__INPUT RECORDS__
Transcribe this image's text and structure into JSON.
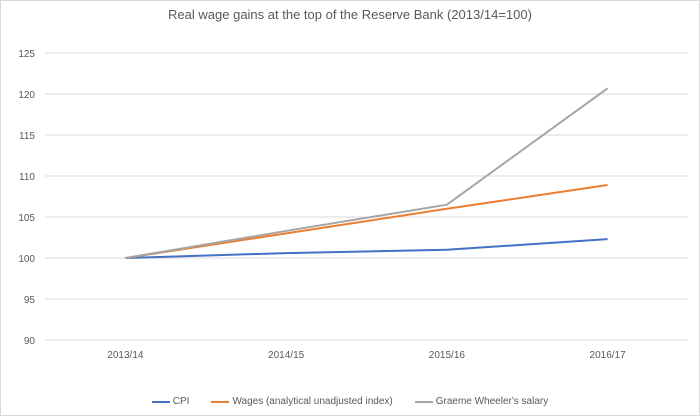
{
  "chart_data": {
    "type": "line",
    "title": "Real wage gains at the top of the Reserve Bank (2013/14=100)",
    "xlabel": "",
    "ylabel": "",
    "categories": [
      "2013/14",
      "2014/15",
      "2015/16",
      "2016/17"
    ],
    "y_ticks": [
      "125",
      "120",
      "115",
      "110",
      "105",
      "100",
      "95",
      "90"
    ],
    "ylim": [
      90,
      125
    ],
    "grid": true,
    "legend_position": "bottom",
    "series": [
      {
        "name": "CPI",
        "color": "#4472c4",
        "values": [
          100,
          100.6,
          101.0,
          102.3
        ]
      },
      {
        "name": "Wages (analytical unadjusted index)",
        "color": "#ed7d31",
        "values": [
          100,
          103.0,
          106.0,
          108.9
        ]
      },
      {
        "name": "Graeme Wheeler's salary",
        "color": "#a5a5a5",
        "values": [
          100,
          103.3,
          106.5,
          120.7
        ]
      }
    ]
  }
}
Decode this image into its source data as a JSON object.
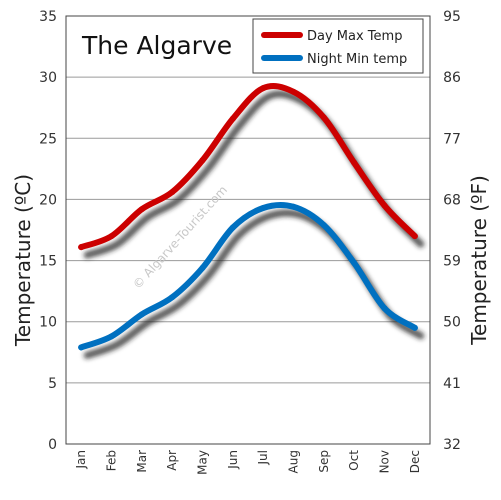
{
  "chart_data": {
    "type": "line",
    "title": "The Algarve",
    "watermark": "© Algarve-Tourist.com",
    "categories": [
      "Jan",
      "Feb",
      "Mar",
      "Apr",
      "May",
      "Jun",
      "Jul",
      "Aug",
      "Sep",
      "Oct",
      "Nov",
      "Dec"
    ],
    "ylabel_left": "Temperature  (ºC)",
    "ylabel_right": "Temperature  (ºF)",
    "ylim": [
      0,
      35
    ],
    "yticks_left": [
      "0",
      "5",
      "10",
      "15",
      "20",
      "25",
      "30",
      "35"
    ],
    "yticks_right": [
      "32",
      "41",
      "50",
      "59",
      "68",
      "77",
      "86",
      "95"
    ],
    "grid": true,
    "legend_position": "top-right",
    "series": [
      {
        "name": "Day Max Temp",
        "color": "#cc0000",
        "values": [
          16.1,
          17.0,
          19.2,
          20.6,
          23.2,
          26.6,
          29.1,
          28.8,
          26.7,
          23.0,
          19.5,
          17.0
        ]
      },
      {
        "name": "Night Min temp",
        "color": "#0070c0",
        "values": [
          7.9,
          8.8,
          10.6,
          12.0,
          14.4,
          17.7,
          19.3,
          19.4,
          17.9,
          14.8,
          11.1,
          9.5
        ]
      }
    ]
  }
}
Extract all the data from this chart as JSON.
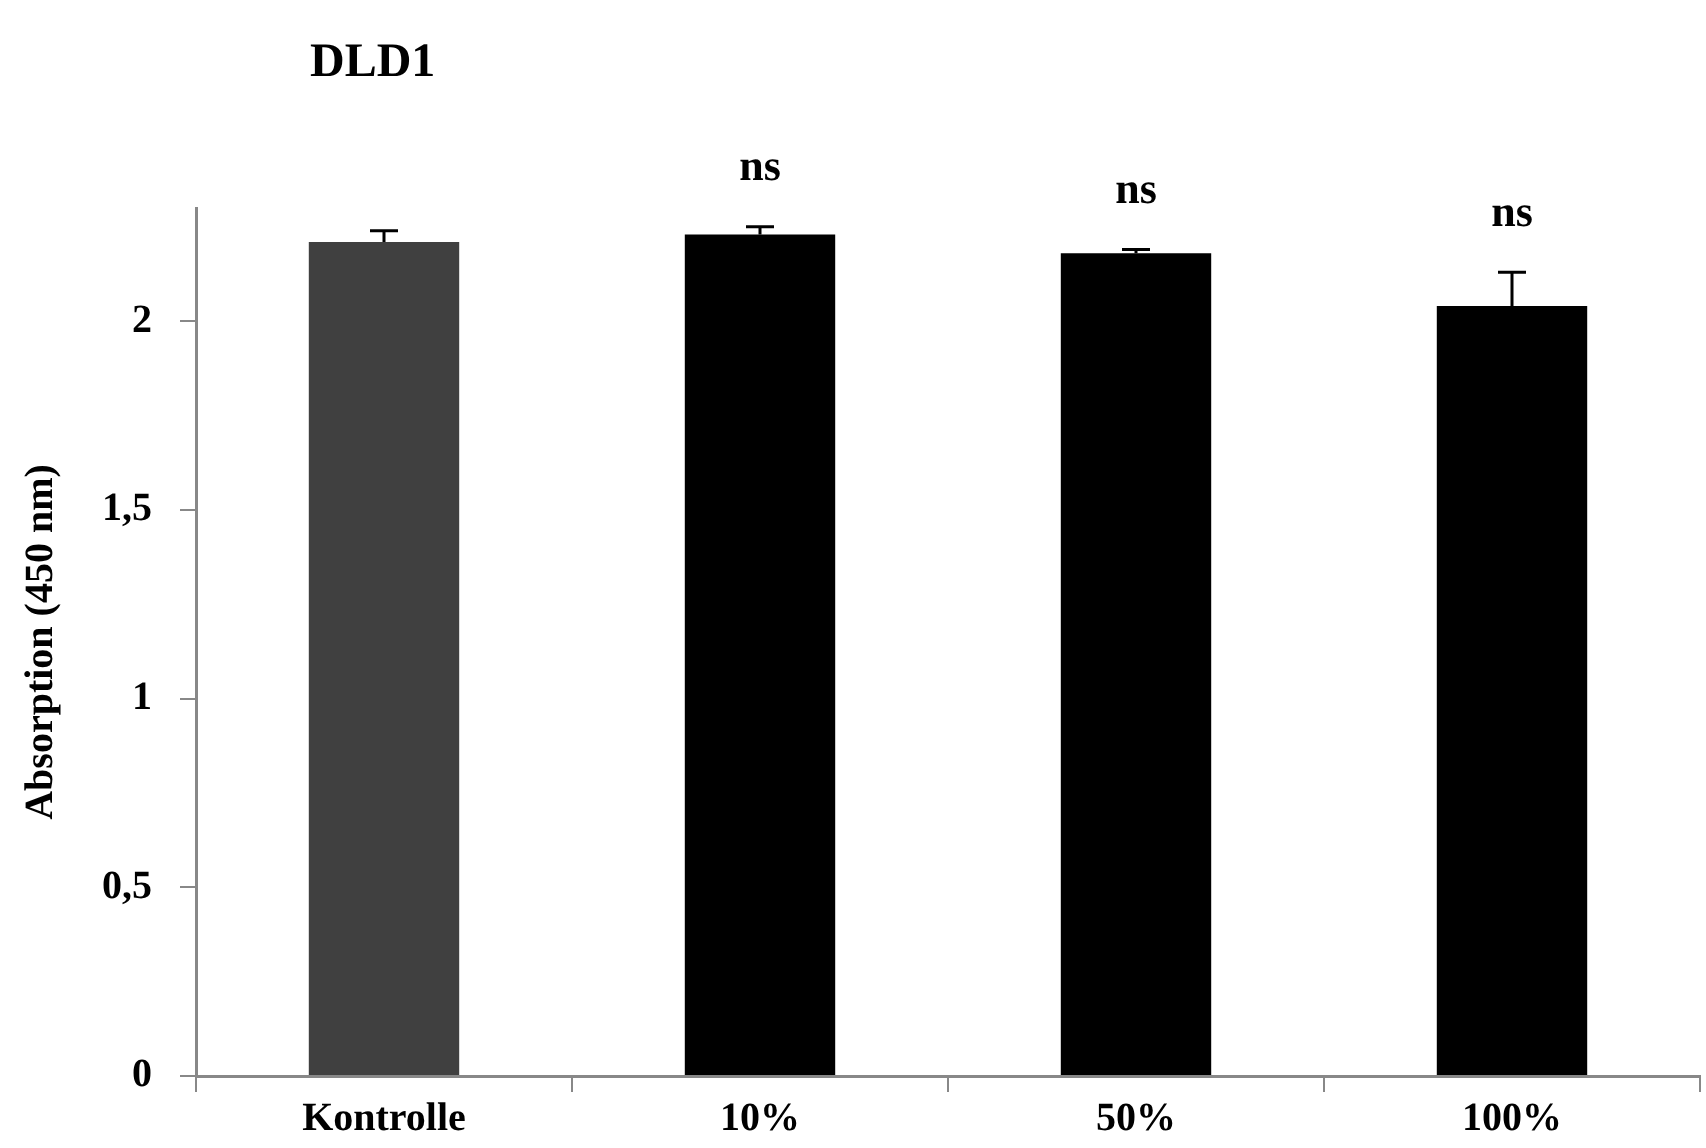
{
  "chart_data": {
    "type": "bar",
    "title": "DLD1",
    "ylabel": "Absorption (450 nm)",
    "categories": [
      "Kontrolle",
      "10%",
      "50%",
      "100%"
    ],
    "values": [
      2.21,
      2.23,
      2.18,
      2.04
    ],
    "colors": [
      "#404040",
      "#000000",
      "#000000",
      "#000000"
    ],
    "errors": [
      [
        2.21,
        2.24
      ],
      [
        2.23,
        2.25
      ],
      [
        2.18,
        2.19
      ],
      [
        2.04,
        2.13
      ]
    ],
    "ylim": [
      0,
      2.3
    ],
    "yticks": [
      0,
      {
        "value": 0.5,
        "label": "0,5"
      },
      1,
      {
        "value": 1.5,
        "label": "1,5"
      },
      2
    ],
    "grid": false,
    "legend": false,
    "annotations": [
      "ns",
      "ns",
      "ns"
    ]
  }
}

__WHAT IS EXPECTED__
Scan the material for lines with the word "Algarve", and copy each line you find.

__OUTPUT BELOW__
    "title": "The Algarve",
    "watermark": "© Algarve-Tourist.com",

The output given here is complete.